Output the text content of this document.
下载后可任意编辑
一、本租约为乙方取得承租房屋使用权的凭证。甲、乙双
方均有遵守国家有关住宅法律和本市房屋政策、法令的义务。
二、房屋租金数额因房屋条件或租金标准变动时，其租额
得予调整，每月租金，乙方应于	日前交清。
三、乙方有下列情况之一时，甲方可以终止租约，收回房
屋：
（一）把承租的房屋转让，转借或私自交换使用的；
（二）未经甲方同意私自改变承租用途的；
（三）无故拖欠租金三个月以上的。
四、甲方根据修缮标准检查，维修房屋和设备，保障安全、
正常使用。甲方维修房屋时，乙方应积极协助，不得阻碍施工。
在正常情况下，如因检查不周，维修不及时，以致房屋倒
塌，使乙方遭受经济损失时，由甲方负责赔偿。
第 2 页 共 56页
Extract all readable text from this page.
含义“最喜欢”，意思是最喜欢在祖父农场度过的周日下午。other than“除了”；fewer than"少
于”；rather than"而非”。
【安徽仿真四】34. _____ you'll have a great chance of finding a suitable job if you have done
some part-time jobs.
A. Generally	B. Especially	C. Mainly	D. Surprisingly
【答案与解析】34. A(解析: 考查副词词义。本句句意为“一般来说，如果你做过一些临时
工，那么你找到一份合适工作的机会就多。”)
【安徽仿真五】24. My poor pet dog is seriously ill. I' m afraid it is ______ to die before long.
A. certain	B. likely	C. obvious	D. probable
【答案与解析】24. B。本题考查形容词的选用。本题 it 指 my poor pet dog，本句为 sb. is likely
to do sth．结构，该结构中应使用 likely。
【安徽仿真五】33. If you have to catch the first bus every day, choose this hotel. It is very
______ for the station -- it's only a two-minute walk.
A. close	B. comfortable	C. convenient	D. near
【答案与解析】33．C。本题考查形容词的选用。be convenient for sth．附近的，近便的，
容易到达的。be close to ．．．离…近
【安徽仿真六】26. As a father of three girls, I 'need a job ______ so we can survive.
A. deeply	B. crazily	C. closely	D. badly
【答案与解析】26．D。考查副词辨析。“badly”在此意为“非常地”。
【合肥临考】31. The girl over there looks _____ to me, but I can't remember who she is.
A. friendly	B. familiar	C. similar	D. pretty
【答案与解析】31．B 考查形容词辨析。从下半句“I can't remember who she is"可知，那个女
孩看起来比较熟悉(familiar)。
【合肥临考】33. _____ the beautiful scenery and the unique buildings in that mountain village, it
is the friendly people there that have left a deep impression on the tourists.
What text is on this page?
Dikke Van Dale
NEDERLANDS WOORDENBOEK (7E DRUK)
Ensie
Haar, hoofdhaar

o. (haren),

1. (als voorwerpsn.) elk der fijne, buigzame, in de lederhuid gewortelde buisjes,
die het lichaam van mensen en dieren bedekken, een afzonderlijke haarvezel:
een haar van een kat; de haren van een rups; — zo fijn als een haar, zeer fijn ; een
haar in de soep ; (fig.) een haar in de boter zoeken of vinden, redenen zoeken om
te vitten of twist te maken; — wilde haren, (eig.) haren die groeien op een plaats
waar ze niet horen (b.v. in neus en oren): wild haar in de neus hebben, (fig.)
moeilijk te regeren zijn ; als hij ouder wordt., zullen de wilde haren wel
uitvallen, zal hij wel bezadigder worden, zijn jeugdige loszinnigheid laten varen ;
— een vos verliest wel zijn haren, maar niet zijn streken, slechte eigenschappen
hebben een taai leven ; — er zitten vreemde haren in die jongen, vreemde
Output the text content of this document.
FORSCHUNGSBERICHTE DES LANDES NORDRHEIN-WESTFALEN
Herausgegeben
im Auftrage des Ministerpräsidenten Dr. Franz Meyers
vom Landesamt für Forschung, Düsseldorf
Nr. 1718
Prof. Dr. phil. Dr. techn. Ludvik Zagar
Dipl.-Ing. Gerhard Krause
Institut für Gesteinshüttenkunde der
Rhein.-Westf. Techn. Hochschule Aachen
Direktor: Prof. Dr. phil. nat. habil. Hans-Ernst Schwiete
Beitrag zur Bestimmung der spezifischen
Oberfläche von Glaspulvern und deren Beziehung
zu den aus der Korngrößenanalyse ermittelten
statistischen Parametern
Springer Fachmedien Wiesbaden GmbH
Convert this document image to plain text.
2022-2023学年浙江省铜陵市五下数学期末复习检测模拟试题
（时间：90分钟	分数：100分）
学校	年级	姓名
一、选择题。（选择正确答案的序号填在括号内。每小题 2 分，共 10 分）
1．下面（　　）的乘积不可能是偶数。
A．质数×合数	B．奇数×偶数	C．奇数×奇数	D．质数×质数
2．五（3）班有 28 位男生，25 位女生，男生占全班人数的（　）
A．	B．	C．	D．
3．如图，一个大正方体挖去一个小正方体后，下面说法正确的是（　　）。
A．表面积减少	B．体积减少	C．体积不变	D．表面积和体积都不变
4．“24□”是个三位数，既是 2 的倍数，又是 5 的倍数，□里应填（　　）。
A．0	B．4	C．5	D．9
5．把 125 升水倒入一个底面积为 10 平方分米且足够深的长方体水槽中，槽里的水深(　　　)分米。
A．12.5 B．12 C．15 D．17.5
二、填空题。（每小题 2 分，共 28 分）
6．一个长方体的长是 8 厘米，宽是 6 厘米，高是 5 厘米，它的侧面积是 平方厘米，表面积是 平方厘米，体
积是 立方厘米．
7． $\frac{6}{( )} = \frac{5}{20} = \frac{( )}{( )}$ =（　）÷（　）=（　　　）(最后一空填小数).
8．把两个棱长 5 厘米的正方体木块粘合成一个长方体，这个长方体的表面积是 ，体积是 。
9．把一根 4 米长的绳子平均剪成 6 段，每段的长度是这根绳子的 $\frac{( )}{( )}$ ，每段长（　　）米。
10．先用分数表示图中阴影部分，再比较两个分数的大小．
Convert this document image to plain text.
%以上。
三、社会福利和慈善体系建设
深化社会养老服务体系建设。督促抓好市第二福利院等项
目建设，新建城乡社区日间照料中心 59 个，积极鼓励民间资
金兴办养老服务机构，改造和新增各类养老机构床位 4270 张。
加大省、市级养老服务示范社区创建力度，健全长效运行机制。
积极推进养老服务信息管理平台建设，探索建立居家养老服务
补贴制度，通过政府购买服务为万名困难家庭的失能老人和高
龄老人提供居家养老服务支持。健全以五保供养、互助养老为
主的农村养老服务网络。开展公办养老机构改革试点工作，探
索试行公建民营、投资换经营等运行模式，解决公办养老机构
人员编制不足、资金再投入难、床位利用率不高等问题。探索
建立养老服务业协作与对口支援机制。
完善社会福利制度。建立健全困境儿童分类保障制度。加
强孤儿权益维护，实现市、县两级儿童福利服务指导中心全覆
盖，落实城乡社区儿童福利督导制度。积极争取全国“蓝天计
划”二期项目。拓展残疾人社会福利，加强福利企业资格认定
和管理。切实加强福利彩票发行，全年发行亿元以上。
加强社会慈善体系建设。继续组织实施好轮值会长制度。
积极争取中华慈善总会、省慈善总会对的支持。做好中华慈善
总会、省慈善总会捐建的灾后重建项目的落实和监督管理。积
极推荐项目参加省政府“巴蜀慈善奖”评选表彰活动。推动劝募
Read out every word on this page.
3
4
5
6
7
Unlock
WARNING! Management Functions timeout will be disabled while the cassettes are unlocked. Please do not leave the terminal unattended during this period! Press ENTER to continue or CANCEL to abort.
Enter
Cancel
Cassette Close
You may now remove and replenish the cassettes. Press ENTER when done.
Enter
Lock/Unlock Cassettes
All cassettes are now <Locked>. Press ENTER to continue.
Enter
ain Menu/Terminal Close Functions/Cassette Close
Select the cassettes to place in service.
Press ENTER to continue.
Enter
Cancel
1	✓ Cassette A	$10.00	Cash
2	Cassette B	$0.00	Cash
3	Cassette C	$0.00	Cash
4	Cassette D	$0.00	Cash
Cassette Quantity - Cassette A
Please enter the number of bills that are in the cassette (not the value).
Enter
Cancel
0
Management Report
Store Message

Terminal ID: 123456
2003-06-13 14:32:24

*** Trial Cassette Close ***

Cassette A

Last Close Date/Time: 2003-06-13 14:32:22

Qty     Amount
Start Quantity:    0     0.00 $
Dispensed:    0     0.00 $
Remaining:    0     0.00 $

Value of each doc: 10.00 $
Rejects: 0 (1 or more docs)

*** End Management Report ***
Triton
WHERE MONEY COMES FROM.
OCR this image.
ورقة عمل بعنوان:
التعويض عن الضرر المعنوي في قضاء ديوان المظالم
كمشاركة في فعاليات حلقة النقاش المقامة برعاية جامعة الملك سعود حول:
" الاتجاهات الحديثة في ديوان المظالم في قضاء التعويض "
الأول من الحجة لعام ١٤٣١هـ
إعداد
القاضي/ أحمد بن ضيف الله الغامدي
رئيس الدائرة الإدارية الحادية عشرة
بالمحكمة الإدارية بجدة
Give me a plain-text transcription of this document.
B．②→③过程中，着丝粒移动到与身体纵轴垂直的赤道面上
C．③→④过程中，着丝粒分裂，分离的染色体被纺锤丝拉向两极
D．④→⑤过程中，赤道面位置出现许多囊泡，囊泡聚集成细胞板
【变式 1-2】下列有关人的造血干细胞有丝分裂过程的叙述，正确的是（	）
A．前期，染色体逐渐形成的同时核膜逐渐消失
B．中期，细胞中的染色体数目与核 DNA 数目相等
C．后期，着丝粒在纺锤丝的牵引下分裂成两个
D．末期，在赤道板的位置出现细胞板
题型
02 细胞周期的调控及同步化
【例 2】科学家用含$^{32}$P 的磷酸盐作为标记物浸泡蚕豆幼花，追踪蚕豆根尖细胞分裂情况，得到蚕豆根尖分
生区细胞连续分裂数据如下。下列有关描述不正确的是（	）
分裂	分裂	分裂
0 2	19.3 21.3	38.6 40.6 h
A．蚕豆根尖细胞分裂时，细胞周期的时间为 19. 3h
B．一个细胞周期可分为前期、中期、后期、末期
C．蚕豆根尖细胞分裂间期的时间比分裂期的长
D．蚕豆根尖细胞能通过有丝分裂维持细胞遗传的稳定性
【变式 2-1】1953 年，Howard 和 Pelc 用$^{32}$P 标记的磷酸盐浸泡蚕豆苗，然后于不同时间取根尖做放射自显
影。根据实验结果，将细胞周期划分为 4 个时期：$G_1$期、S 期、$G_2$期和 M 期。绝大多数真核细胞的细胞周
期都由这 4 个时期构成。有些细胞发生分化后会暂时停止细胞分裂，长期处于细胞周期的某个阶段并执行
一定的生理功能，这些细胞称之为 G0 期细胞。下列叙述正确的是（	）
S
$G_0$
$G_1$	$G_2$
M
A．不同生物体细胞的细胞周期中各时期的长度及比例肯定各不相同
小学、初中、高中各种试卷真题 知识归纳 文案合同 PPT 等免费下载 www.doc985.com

• [WHAT YOU HAVE TO DO] Report the number of lines containing the string "friendly" and add nothing to it.

• [TASK SOLUTION] 2